— WHAT YOU ARE ASKED TO DO —
In the listing below, pick out lines with "ensuring".

— ENTRIES SHOWN —
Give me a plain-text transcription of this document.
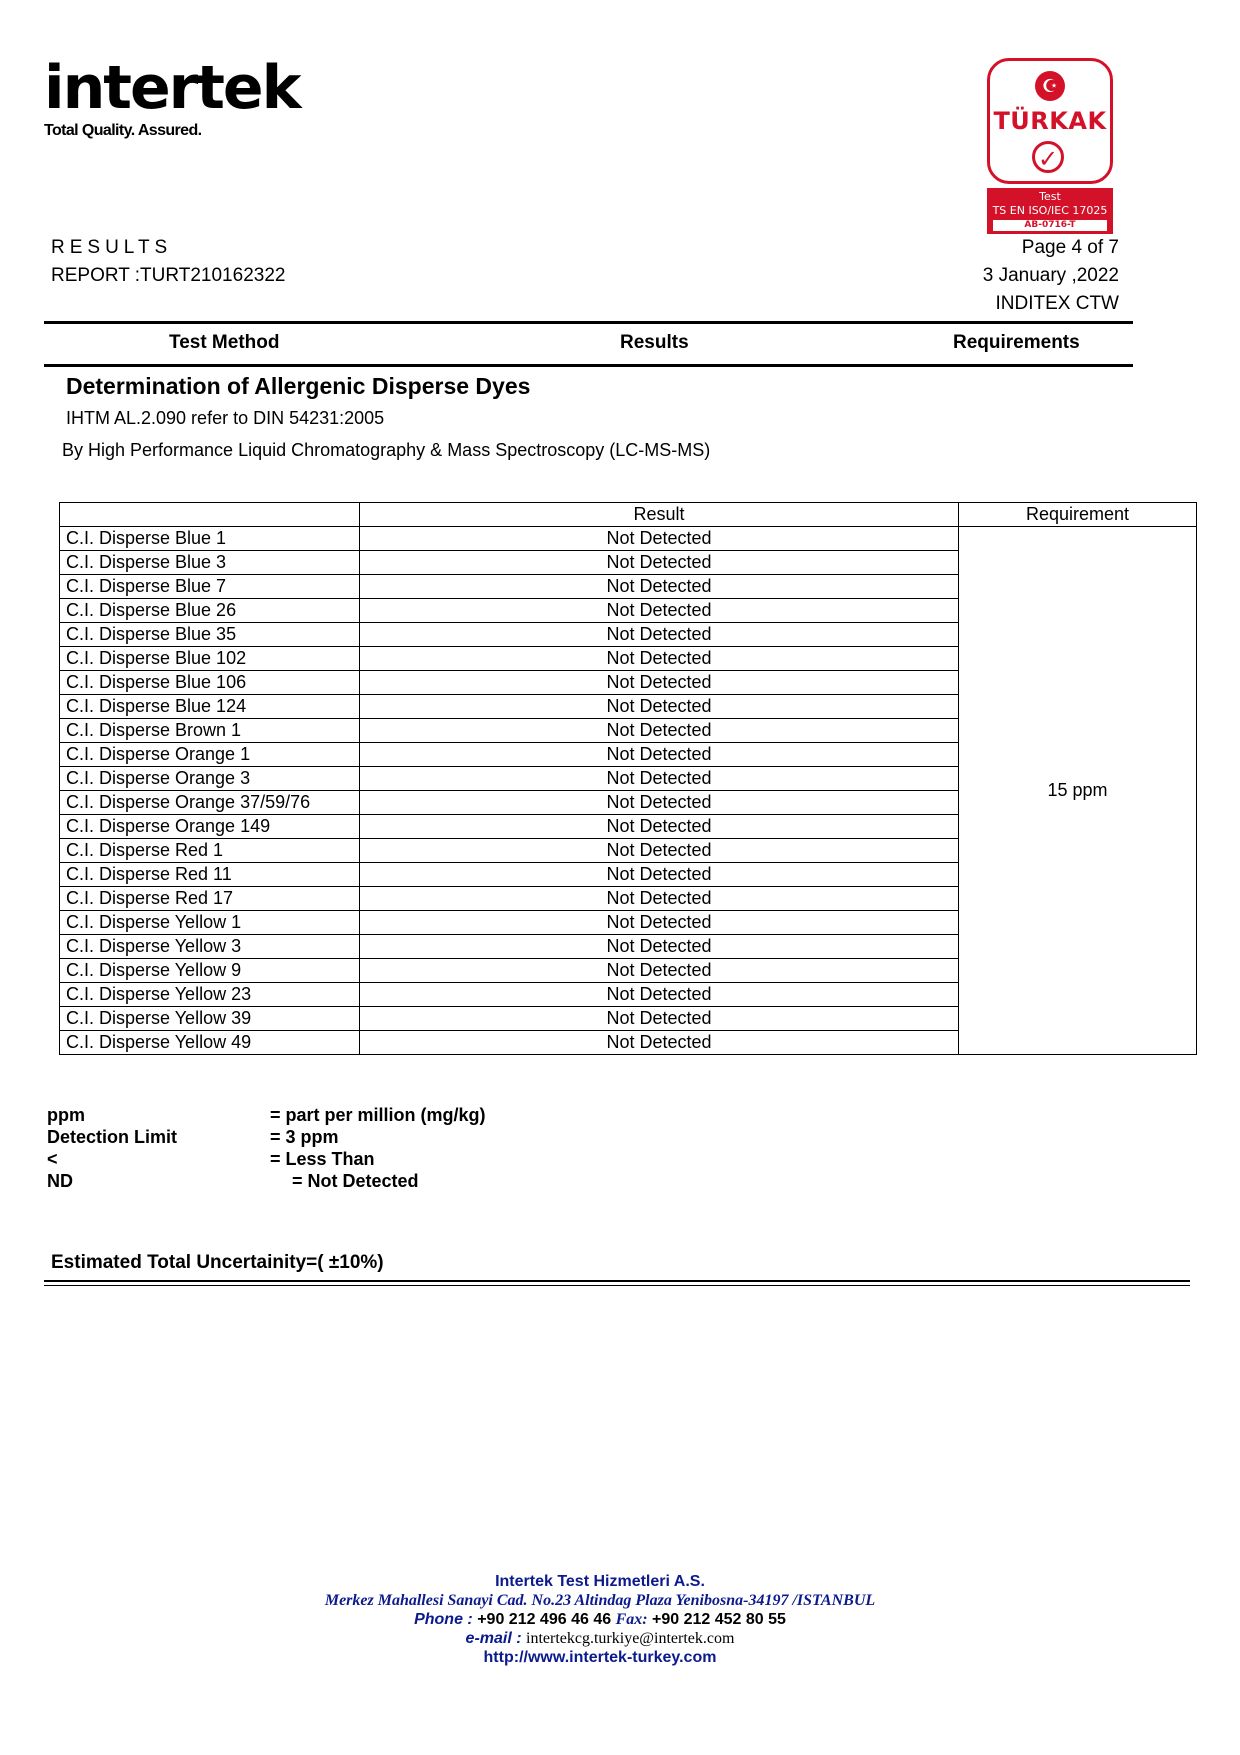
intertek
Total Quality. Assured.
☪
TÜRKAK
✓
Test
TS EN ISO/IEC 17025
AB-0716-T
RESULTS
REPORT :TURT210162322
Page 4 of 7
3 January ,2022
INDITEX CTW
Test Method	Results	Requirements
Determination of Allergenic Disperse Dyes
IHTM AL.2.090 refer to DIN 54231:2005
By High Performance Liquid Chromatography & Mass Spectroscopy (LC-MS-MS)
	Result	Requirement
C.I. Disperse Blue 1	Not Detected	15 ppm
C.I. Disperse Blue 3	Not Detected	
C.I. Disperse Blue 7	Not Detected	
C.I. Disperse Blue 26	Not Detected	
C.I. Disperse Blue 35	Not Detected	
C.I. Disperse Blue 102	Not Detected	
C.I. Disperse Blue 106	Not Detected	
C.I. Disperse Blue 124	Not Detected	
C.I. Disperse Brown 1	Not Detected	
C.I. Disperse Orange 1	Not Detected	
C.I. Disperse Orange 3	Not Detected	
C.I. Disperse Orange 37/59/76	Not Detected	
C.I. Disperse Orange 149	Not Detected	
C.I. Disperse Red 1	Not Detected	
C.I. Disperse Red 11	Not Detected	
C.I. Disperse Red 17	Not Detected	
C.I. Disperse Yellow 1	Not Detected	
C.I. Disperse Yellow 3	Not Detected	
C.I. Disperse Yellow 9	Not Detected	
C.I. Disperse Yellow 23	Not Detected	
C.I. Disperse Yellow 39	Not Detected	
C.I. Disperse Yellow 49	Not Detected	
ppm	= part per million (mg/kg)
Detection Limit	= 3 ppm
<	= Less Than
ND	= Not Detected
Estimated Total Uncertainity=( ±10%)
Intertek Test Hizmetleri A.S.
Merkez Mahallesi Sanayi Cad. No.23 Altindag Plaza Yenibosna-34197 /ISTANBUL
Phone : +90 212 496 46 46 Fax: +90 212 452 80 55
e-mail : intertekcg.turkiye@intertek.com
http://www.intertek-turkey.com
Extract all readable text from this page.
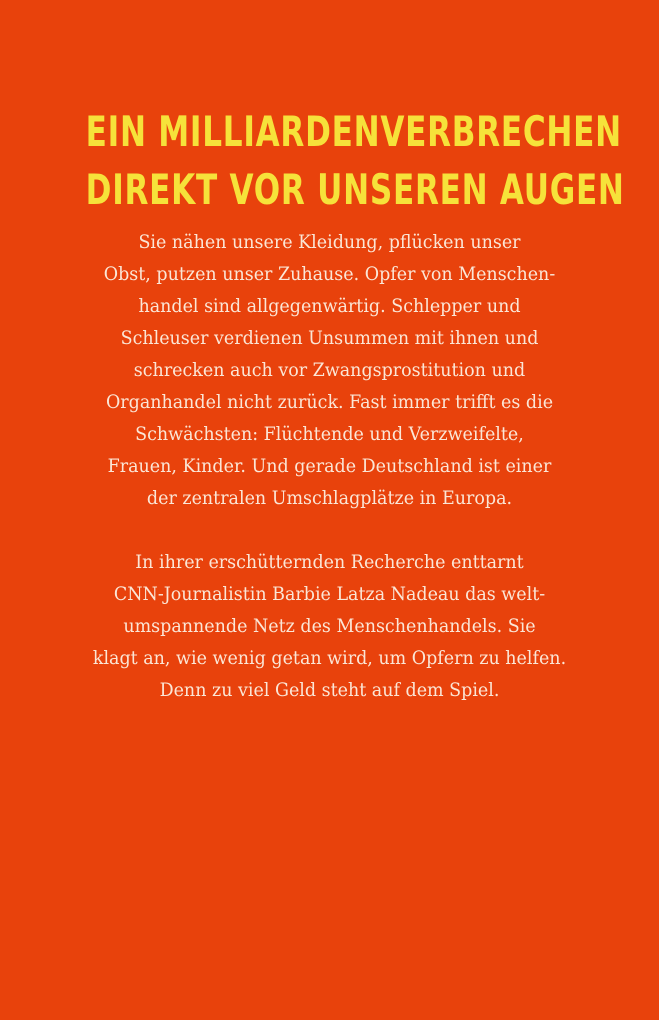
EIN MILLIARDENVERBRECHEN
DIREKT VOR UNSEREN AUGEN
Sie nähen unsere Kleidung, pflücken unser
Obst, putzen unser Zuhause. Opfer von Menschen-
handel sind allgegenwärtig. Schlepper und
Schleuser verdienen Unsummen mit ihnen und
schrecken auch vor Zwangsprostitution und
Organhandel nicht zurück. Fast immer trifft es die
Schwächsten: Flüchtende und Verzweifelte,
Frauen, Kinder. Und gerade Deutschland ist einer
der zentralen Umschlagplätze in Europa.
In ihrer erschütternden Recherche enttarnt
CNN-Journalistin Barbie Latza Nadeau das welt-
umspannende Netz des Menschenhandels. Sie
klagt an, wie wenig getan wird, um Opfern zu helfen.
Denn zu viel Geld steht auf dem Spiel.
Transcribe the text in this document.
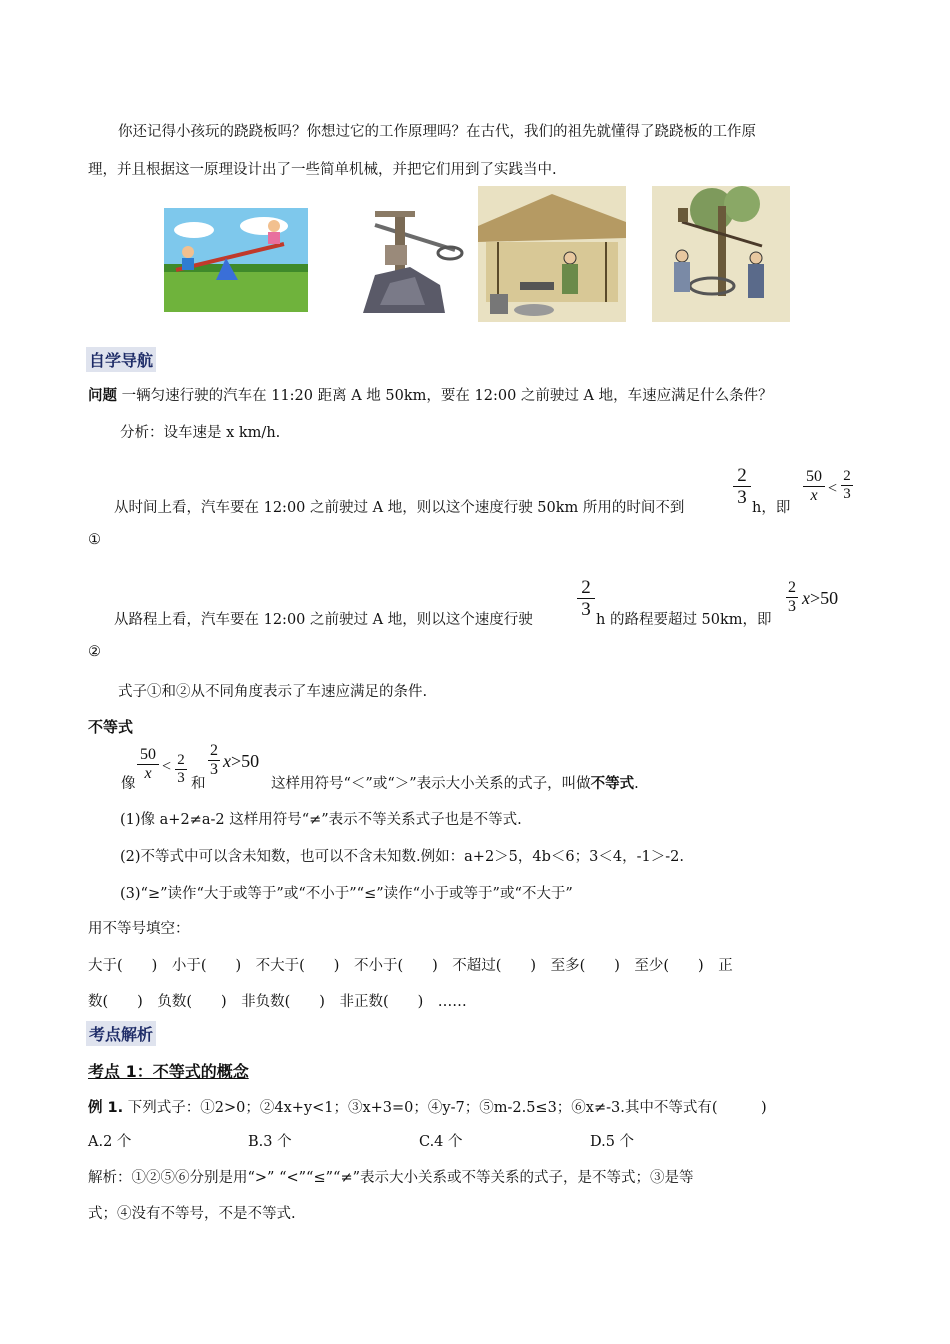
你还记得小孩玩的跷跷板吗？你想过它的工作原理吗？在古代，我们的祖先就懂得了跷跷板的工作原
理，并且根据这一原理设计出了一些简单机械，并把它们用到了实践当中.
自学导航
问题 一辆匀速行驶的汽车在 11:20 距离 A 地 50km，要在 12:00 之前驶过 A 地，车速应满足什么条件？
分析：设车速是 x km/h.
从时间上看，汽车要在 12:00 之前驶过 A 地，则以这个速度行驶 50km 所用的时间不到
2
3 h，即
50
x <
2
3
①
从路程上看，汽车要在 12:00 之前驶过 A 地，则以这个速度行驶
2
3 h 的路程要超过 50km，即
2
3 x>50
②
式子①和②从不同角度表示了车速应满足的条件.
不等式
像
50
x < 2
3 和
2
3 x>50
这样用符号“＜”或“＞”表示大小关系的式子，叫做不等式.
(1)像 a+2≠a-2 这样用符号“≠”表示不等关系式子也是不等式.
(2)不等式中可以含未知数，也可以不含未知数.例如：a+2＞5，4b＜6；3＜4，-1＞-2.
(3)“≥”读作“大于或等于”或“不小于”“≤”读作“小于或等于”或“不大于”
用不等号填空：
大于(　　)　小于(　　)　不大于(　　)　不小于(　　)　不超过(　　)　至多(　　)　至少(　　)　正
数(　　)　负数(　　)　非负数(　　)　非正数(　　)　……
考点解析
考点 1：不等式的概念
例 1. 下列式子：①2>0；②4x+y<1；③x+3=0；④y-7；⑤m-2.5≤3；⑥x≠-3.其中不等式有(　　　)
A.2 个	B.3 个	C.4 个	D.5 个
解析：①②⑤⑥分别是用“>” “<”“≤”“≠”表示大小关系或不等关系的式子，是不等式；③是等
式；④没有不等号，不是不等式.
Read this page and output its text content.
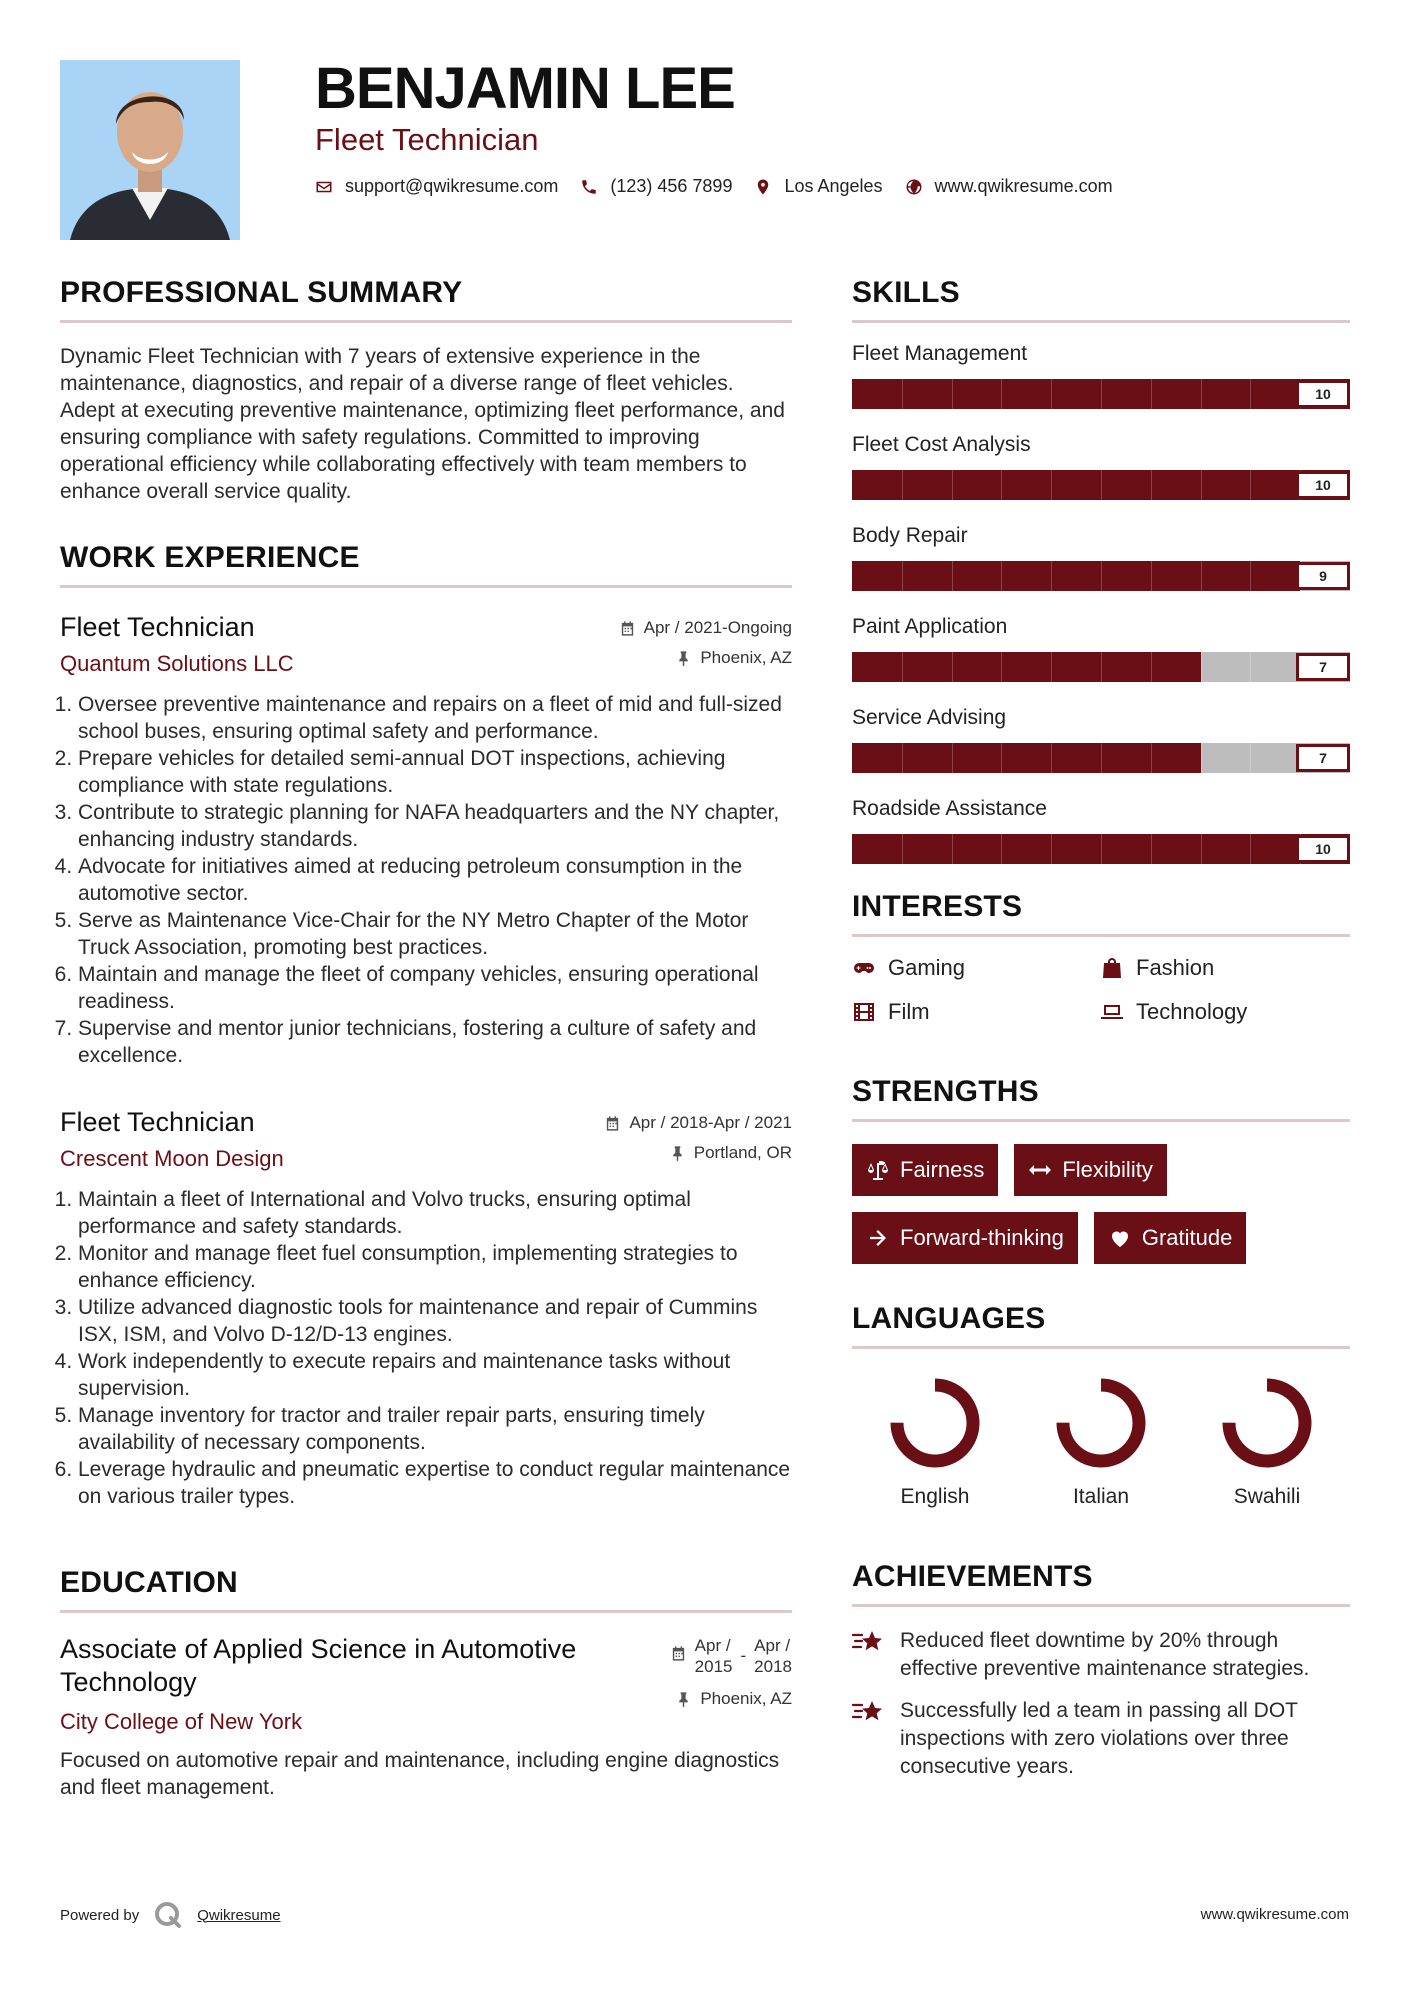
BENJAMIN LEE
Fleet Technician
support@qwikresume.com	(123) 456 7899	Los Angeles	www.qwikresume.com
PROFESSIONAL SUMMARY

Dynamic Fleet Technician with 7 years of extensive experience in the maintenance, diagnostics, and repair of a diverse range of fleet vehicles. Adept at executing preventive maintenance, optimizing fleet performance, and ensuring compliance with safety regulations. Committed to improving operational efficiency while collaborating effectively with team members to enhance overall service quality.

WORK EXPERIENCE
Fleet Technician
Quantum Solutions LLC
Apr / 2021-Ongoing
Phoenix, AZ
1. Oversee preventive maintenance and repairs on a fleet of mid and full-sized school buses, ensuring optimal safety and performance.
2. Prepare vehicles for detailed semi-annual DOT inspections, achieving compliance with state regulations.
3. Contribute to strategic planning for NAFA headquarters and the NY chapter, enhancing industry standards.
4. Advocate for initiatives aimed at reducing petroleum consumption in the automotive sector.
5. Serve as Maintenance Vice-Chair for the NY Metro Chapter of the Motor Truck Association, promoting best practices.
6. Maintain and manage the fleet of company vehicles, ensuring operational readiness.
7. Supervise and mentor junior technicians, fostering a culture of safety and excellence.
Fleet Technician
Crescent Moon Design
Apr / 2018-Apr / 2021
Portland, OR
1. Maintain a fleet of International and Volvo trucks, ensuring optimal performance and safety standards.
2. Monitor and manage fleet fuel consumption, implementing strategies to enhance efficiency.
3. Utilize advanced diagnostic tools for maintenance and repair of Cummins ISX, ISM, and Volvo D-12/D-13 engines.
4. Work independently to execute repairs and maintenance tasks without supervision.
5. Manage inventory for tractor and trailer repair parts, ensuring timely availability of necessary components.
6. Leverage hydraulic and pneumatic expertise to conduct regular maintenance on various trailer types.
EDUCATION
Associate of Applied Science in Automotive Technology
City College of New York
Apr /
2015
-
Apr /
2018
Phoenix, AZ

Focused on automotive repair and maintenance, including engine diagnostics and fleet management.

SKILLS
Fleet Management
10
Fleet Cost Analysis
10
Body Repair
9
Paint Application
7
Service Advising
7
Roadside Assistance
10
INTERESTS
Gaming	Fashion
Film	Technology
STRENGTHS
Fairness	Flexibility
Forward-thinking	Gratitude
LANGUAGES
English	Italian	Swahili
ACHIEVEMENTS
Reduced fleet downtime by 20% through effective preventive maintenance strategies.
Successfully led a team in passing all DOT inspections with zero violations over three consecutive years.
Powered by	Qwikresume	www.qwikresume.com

— FINISHED TASK —
Dynamic Fleet Technician with 7 years of extensive experience in the maintenance, diagnostics, and repair of a diverse range of fleet vehicles. Adept at executing preventive maintenance, optimizing fleet performance, and ensuring compliance with safety regulations. Committed to improving operational efficiency while collaborating effectively with team members to enhance overall service quality.
1. Oversee preventive maintenance and repairs on a fleet of mid and full-sized school buses, ensuring optimal safety and performance.
6. Maintain and manage the fleet of company vehicles, ensuring operational readiness.
1. Maintain a fleet of International and Volvo trucks, ensuring optimal performance and safety standards.
5. Manage inventory for tractor and trailer repair parts, ensuring timely availability of necessary components.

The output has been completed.